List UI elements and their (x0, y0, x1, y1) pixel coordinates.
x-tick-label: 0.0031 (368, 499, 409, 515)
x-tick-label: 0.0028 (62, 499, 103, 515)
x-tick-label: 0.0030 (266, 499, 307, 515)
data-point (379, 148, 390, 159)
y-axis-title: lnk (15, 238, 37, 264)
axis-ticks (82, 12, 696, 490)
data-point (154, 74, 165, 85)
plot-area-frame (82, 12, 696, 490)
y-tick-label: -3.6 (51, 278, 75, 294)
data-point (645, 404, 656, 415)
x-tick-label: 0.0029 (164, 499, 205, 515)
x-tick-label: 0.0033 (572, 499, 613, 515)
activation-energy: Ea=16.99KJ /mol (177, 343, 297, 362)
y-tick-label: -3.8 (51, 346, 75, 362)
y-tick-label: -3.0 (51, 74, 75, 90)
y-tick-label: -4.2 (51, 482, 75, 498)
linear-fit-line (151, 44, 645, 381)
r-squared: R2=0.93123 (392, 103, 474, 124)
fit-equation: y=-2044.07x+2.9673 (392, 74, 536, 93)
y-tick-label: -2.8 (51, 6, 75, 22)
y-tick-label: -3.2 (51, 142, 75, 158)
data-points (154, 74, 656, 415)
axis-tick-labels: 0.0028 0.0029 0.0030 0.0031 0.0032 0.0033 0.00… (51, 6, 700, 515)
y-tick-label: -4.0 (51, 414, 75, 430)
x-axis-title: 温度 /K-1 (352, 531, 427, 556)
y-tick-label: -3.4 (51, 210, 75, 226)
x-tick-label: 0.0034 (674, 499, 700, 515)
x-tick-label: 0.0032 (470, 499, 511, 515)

Task instructions -> Reproduce every one of the lines above word for word and in the same order.

Complete output ->
List UI elements and their (x0, y0, x1, y1) pixel coordinates.
x-tick-label: 0.0031 (368, 499, 409, 515)
x-tick-label: 0.0028 (62, 499, 103, 515)
x-tick-label: 0.0030 (266, 499, 307, 515)
data-point (379, 148, 390, 159)
y-axis-title: lnk (15, 238, 37, 264)
axis-ticks (82, 12, 696, 490)
data-point (154, 74, 165, 85)
plot-area-frame (82, 12, 696, 490)
y-tick-label: -3.6 (51, 278, 75, 294)
data-point (645, 404, 656, 415)
x-tick-label: 0.0029 (164, 499, 205, 515)
x-tick-label: 0.0033 (572, 499, 613, 515)
activation-energy: Ea=16.99KJ /mol (177, 343, 297, 362)
y-tick-label: -3.8 (51, 346, 75, 362)
y-tick-label: -3.0 (51, 74, 75, 90)
y-tick-label: -4.2 (51, 482, 75, 498)
linear-fit-line (151, 44, 645, 381)
r-squared: R2=0.93123 (392, 103, 474, 124)
fit-equation: y=-2044.07x+2.9673 (392, 74, 536, 93)
y-tick-label: -2.8 (51, 6, 75, 22)
y-tick-label: -3.2 (51, 142, 75, 158)
data-points (154, 74, 656, 415)
axis-tick-labels: 0.0028 0.0029 0.0030 0.0031 0.0032 0.0033 0.00… (51, 6, 700, 515)
y-tick-label: -4.0 (51, 414, 75, 430)
x-axis-title: 温度 /K-1 (352, 531, 427, 556)
y-tick-label: -3.4 (51, 210, 75, 226)
x-tick-label: 0.0034 (674, 499, 700, 515)
x-tick-label: 0.0032 (470, 499, 511, 515)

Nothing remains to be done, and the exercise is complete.